__Material to process__.
____
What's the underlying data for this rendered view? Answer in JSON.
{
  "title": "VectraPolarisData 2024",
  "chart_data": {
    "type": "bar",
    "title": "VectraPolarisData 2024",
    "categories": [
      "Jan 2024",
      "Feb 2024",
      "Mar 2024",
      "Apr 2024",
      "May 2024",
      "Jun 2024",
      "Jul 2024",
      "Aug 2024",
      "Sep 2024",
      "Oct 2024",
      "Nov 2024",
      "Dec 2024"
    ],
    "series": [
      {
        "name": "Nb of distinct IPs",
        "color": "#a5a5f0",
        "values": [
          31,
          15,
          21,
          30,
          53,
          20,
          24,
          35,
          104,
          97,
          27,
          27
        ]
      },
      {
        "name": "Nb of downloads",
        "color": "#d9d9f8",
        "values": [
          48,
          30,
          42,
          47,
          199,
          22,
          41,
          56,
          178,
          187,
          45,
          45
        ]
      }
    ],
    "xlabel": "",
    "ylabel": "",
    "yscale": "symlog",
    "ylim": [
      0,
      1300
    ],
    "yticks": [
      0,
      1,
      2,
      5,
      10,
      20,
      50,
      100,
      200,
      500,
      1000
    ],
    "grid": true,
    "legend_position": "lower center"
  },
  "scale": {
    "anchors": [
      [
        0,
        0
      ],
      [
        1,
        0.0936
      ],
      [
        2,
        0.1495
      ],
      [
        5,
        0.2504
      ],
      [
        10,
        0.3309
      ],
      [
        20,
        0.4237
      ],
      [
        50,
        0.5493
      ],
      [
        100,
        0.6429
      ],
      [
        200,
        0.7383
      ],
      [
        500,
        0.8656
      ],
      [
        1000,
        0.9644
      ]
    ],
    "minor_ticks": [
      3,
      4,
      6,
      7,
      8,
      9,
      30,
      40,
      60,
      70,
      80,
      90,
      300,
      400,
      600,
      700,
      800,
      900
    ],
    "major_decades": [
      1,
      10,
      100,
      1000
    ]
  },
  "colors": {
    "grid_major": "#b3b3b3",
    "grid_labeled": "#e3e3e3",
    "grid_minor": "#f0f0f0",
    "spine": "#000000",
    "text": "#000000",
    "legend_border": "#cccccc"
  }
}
____
__The request__. Gather from the data above every line with the string "name".

__Correct result__.
        "name": "Nb of distinct IPs",
        "name": "Nb of downloads",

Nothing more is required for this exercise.